GIVEN TEXT START
Golden country star Merle Haggard recently passed away on April 6. The death of the country star has really shocked fans. But one of his most controversial hits is still being doubt by the media.

Merle-Haggard
Merle Haggard passed away on April 6, the day of his 79th birthday, due to pneumonia complications. Credit: Merle Haggard

Career and personal life

Haggard’s troubled personal life inspired most of his personal songs and greatest hits, having been marked by the death of his father in 1945. The death of James Haggard led the country star into a life of rule-breaking since his early years, but his love for music was always present.

Haggard received his first guitar from his brother Lowell, when he was only 12 years old. Influenced by Bob Wills, Lefty Frizzell and Hank Williams, Haggard taught himself to play. But the absence of his father led him to a rebellious path.

After several times in juvenile detention centers, Haggard ended up in jail in 1957 after an attempt of robbery because of the financial issues he and his wife were facing. Haggard later in prison found that his wife was expecting the child of another man, another psychological wound for the soon to be country star.

His troubled personal life definitely inspired most of his hits, that started in the year of 1964 when he released Wynn Stewart’s song (All My Friends Are Gonna Be) Strangers. A record that granted him a national hit.

Haggard’s songs reflected the experiences and troubled life he had lived with titles such as I’m A Lonesome Fugitive where the artist expressed his repressed feelings while performing and recording.

One of his top hits Okie from Muskogee led the artist into the controversy road as the song reads a series of opinions on the -for that moment- hippie movement.

Haggard who hadn’t previously commented on politics wrote and released a song assuring middle American’s were patriotic people who “didn’t smoke marijuana, take LSD trips or challenge authority.”

The song made a real strong patriotic point of view, a Rolling Stones article suggests the song “Helped to envision and enable to combative, disaffected constituency that Donald Trump’s 2016 presidential campaign has exploited.” Even though the website assures it would be churlish to think this in an entirely objective point of view, is not completely untrue.

But the fact is that Haggard’s ‘Okie’’ song made a real controversy on the media back at the time and also put the artist into the political eye. After that song, Haggard was always considered as a patriotic conservative.

The song that marked Haggard’s career

The country star made several statements about what he meant with the song, in some he explained the song was a humorous satire but, in others, he assured it was a political statement.

“I wrote it when I recently got out of the joint, I knew what it was like to lose my freedom, and I was getting really mad at these protesters, they didn’t know anything more about the war in Vietnam. I thought how my dad, who was from Oklahoma would have felt,” he said in an interview during the Bob Edwards Show.

The star proceeded to make several other statements linked to what his father would have thought about the youth of the moment and the “hippie” protests occurring.

“My dad passed away when I was nine, and I wondered what so-and-so would he think about this? I was driving on the Interstate 40 and I saw a sign that said 19 miles to Muskogee which was referred as my way back home,” Haggard stated in the documentary series Lost Highway.

Merle Haggard was definitely a country superstar, that like any musician, generated controversy thanks to a song. The country community is celebrating his life and career achievements, assuring he is part of country’s DNA.
GIVEN TEXT END
REQUIRED ACTION: Rewrite the Merle Haggard article between "The star proceeded" and "series Lost Highway.", inclusive, changing "Interstate 40" to "Route 66". The lines after this point have no connection to the Merle Haggard article.
DATASET EXTRACT START
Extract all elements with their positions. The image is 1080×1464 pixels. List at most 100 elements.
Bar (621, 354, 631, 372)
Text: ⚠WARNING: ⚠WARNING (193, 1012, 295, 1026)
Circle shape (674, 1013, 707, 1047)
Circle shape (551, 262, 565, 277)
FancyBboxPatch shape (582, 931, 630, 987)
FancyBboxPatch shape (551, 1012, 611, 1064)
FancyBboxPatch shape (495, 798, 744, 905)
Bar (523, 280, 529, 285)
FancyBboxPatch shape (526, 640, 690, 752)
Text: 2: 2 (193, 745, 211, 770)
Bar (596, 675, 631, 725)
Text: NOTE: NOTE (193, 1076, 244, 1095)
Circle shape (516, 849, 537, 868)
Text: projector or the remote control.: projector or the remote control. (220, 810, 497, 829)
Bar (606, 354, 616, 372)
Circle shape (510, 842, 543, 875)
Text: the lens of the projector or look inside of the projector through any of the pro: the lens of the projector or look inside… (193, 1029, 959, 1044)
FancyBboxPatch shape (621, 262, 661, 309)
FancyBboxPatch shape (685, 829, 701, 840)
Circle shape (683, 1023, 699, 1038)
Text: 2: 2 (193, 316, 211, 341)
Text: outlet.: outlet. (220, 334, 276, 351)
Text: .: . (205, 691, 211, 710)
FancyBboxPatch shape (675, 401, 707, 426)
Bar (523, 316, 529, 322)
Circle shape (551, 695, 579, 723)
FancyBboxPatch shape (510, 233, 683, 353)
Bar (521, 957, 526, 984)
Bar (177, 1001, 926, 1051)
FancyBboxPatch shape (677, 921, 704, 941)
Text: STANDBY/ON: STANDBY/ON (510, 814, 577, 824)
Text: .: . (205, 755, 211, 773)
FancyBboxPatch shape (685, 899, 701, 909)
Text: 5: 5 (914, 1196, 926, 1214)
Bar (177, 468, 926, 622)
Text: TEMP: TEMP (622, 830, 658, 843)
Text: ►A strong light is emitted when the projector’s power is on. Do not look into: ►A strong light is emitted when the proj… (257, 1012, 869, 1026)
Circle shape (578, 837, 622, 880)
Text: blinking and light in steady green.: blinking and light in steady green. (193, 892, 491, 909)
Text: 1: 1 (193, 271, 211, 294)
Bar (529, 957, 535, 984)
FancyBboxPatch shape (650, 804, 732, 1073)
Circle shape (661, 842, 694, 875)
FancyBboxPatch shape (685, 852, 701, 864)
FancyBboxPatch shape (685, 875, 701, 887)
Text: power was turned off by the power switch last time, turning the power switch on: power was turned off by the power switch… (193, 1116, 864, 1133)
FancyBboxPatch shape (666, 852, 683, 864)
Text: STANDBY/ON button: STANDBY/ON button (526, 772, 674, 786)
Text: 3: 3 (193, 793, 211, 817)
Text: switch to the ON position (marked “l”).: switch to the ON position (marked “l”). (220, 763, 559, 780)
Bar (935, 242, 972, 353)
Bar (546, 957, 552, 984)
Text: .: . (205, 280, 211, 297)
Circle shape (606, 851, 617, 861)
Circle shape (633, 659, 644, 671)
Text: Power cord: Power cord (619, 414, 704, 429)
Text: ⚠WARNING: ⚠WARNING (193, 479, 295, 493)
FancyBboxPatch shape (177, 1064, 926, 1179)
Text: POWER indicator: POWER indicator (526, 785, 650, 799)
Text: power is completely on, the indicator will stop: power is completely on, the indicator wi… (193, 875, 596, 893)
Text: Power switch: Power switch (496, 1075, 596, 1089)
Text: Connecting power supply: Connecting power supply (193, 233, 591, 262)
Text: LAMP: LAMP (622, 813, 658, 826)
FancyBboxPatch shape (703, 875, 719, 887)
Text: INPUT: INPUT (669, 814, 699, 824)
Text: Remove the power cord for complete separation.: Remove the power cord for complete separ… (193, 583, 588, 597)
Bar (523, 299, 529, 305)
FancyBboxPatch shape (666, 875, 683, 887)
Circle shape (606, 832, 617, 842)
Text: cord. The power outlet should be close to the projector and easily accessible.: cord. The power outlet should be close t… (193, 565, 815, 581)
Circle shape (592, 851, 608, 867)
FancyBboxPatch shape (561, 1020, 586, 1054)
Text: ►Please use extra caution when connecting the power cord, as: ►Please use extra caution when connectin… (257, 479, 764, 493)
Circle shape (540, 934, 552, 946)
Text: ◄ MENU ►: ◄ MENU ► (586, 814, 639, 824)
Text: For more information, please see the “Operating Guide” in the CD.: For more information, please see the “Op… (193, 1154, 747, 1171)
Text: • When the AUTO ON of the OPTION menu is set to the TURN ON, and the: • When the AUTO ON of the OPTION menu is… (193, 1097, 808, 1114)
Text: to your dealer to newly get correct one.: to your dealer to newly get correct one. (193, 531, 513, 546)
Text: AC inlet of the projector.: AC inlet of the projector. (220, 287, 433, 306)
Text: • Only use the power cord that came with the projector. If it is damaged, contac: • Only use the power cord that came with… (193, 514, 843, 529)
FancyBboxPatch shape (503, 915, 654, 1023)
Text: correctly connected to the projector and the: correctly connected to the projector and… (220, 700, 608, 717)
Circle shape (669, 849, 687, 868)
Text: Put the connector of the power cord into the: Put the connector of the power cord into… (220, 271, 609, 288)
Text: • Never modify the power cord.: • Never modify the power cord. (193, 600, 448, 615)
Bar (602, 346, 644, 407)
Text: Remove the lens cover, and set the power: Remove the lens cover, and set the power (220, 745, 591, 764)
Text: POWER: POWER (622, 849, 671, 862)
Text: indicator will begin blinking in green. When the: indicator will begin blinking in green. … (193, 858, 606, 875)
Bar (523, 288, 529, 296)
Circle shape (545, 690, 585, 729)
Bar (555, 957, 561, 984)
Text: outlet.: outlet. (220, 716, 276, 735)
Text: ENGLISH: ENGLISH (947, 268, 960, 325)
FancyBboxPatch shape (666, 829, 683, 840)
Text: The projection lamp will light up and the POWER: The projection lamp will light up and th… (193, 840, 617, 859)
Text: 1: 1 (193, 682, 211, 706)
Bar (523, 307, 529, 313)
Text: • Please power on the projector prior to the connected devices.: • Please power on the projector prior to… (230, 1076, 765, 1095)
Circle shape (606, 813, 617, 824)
DATASET EXTRACT END
COMPLETED TASK:
The star proceeded to make several other statements linked to what his father would have thought about the youth of the moment and the “hippie” protests occurring.

“My dad passed away when I was nine, and I wondered what so-and-so would he think about this? I was driving on the Route 66 and I saw a sign that said 19 miles to Muskogee which was referred as my way back home,” Haggard stated in the documentary series Lost Highway.